● **SELECTED TEXT**:
+--

JacobPadilla wrote:SeattleJay wrote:Jacob, I assume we are better at FT differential rather than the number of attempts we take? That doesn’t help?
While Creighton leads the country in lowest foul rate, teams shoot at a nearly 75% clip when they do get to the line against CU (304th). And while they get to the line a lot more than their opponents (28.8% vs. 16.5%), the Jays still get there far below the average rate (33.2%; CU is 302nd in FT rate).
I don't have a firm understanding of how exactly Ken calculates his ratings and how things are weighted; just pointing out some of the outliers on their sheet and how they may impact the final net rating.
It literally doesn't take into account any of that stuff. Just straight net efficiency, not mattering in the least how you go about scoring and defending.
We dug a hole because we had three terrible performances (Nebraska, SDSU, Gtown) in which we underperformed expectation by an average of ~23 points per game. The Gtown game in particular was a performance on par with what you'd expect from the ~300th best team in the country. A loooot of teams above us don't have anything like that on their record (among other factors). To that end, you can go to Torvik and sort dates to see that from the NU to the Gtown game we were only the 75th best team in the country (despite the Kansas win). We would jump ~4 spots at Kenpom if that Gtown game was simply a close loss instead of a blowout. Its not just that we lost these games, its that our per-possession performances were atrocious.
On the flip side, we've been slow to climb the predictive rankings because we've only slightly overperformed expectations. While we've obviously played well and our resume metrics have improved considerably, we've only overperformed expectation in the last 5 games by about 4 point per game. Winning at Nova by 2 instead of the projected 1 is a great Q1 resume-building win, but its not going to shift the predictives at all because it almost perfectly matched expectation (ie. we've played only a little better than you'd expect the 30th best team to perform). By the same token, losing that game by 2 wouldn't have hurt the predictives either even if it would have been considerably worse for the resume.
Case in point - Torvik suggests we're the 19th "best" team (net efficiency) in the country since Jan 1 despite having the 9th most impressive collection of wins and losses. As a point of interest, we're basically the opposite of that 6 seed/elite eight CU from a couple years ago that had the predictives of a 3/4 seed but the resume of a 7/8 seed.
On the NET topic, because this is something people are often somewhat confused about - The NET is NOT a resume metric, and it NOT driven (primarily) by your wins and losses or your quad records. The NET is an efficiency metric, akin to Kenpom, used to assess the quality of your wins and losses. It is a predictive metric (Kenpom, Torvik) rather than a resume metric (Wins above bubble, strength of record). The NET informs the quad records, not the other way around. The "Ohio St. is this and that" argument is explained by their net efficiency margins, not their win/loss record. And thats fine - the NET is a sorting tool, not a ranking tool. A team's performance against the NET is far more important than their actual NET ranking. Which is why we'd be more like a 6 seed today than an 8 like the raw NET number might imply.

+--

Document structure recognition records:
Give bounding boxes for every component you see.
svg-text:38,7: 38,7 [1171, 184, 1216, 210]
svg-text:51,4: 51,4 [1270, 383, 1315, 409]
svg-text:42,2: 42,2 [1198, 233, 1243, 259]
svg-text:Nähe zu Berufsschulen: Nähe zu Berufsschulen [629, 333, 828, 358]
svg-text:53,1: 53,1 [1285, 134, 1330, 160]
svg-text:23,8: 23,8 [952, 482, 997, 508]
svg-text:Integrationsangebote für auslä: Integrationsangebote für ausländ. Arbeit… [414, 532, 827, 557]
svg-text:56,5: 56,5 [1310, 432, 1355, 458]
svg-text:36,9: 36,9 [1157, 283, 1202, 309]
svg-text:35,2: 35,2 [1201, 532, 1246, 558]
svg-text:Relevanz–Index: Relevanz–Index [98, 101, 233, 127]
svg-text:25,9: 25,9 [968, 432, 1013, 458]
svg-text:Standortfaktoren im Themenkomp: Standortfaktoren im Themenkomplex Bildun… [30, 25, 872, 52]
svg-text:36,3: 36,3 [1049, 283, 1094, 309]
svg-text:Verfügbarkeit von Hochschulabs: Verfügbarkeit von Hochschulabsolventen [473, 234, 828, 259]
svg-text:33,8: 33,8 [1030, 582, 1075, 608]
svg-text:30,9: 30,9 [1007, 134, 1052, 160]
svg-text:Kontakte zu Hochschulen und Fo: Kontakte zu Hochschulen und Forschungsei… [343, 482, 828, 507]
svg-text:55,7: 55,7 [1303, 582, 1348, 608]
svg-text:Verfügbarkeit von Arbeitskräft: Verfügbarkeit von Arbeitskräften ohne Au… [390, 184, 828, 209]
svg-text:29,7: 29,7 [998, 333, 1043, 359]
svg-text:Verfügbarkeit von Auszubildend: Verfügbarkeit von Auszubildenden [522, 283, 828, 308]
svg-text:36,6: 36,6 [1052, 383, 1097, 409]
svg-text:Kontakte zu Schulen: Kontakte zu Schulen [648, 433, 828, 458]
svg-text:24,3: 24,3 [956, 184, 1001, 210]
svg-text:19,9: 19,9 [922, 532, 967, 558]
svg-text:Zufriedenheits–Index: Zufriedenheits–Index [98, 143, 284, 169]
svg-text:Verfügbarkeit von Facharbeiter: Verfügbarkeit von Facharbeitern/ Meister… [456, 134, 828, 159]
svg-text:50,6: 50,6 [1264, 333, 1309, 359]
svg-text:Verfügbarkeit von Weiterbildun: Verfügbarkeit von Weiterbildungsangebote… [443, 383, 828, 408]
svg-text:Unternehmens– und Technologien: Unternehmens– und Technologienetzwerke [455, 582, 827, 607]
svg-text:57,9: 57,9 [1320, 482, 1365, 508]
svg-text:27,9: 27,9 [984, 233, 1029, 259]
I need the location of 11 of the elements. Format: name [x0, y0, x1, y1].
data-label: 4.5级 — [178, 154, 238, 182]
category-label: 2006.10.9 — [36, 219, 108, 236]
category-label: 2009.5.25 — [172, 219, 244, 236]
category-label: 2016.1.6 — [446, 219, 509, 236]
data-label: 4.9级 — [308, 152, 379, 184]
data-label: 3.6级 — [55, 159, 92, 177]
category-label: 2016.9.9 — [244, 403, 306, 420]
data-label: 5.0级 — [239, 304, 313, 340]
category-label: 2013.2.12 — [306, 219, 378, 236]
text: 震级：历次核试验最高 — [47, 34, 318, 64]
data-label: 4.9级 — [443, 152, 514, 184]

+--

● **WORK ITEM A**:
Which three games does the forum post name as terrible performances?
● **WORK ITEM B**:
Copy everything in the forum post from "While Creighton leads" down to "scoring and defending.".
The records aren't needed for this work.

● **ANSWER SPACE A**:
Nebraska, SDSU, and Gtown.

● **ANSWER SPACE B**:
While Creighton leads the country in lowest foul rate, teams shoot at a nearly 75% clip when they do get to the line against CU (304th). And while they get to the line a lot more than their opponents (28.8% vs. 16.5%), the Jays still get there far below the average rate (33.2%; CU is 302nd in FT rate).
I don't have a firm understanding of how exactly Ken calculates his ratings and how things are weighted; just pointing out some of the outliers on their sheet and how they may impact the final net rating.
It literally doesn't take into account any of that stuff. Just straight net efficiency, not mattering in the least how you go about scoring and defending.